— Description of the task —
Return every record verbatim.

— Records for processing —
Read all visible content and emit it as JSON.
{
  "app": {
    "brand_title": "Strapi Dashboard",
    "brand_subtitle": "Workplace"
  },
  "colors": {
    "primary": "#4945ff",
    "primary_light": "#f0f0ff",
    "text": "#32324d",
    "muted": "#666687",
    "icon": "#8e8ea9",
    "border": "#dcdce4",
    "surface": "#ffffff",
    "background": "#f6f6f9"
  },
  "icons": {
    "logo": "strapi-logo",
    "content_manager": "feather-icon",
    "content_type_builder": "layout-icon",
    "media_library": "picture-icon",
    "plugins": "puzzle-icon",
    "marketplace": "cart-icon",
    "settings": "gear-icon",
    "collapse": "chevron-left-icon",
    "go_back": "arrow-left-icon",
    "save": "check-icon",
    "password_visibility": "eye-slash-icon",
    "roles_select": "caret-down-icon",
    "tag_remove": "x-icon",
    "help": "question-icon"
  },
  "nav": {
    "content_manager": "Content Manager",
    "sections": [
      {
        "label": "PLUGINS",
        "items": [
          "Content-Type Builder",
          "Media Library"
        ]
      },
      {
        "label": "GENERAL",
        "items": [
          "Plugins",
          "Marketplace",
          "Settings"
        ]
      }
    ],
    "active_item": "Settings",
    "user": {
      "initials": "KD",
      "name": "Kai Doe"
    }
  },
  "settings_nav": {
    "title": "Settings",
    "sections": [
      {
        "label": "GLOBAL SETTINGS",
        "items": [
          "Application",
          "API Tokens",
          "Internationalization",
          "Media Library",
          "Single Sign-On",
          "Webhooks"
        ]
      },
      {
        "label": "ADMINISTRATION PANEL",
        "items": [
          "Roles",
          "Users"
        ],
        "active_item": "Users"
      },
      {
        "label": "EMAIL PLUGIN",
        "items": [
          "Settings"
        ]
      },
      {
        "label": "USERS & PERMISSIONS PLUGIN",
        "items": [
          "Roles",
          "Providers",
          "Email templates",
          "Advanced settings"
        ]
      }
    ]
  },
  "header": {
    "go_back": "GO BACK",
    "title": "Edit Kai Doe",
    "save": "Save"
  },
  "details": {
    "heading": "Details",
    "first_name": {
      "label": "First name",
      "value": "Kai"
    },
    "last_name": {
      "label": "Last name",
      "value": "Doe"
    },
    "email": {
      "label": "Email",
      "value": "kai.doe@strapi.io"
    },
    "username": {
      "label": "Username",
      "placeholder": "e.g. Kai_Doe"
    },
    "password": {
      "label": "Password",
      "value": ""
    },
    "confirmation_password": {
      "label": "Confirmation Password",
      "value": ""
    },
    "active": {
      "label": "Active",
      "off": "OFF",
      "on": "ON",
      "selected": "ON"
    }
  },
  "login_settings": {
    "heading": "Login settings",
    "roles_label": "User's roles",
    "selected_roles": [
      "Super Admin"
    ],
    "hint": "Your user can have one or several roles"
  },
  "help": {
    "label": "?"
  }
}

— Response for this exercise —
Read all visible content and emit it as JSON.
{
  "app": {
    "brand_title": "Strapi Dashboard",
    "brand_subtitle": "Workplace"
  },
  "colors": {
    "primary": "#4945ff",
    "primary_light": "#f0f0ff",
    "text": "#32324d",
    "muted": "#666687",
    "icon": "#8e8ea9",
    "border": "#dcdce4",
    "surface": "#ffffff",
    "background": "#f6f6f9"
  },
  "icons": {
    "logo": "strapi-logo",
    "content_manager": "feather-icon",
    "content_type_builder": "layout-icon",
    "media_library": "picture-icon",
    "plugins": "puzzle-icon",
    "marketplace": "cart-icon",
    "settings": "gear-icon",
    "collapse": "chevron-left-icon",
    "go_back": "arrow-left-icon",
    "save": "check-icon",
    "password_visibility": "eye-slash-icon",
    "roles_select": "caret-down-icon",
    "tag_remove": "x-icon",
    "help": "question-icon"
  },
  "nav": {
    "content_manager": "Content Manager",
    "sections": [
      {
        "label": "PLUGINS",
        "items": [
          "Content-Type Builder",
          "Media Library"
        ]
      },
      {
        "label": "GENERAL",
        "items": [
          "Plugins",
          "Marketplace",
          "Settings"
        ]
      }
    ],
    "active_item": "Settings",
    "user": {
      "initials": "KD",
      "name": "Kai Doe"
    }
  },
  "settings_nav": {
    "title": "Settings",
    "sections": [
      {
        "label": "GLOBAL SETTINGS",
        "items": [
          "Application",
          "API Tokens",
          "Internationalization",
          "Media Library",
          "Single Sign-On",
          "Webhooks"
        ]
      },
      {
        "label": "ADMINISTRATION PANEL",
        "items": [
          "Roles",
          "Users"
        ],
        "active_item": "Users"
      },
      {
        "label": "EMAIL PLUGIN",
        "items": [
          "Settings"
        ]
      },
      {
        "label": "USERS & PERMISSIONS PLUGIN",
        "items": [
          "Roles",
          "Providers",
          "Email templates",
          "Advanced settings"
        ]
      }
    ]
  },
  "header": {
    "go_back": "GO BACK",
    "title": "Edit Kai Doe",
    "save": "Save"
  },
  "details": {
    "heading": "Details",
    "first_name": {
      "label": "First name",
      "value": "Kai"
    },
    "last_name": {
      "label": "Last name",
      "value": "Doe"
    },
    "email": {
      "label": "Email",
      "value": "kai.doe@strapi.io"
    },
    "username": {
      "label": "Username",
      "placeholder": "e.g. Kai_Doe"
    },
    "password": {
      "label": "Password",
      "value": ""
    },
    "confirmation_password": {
      "label": "Confirmation Password",
      "value": ""
    },
    "active": {
      "label": "Active",
      "off": "OFF",
      "on": "ON",
      "selected": "ON"
    }
  },
  "login_settings": {
    "heading": "Login settings",
    "roles_label": "User's roles",
    "selected_roles": [
      "Super Admin"
    ],
    "hint": "Your user can have one or several roles"
  },
  "help": {
    "label": "?"
  }
}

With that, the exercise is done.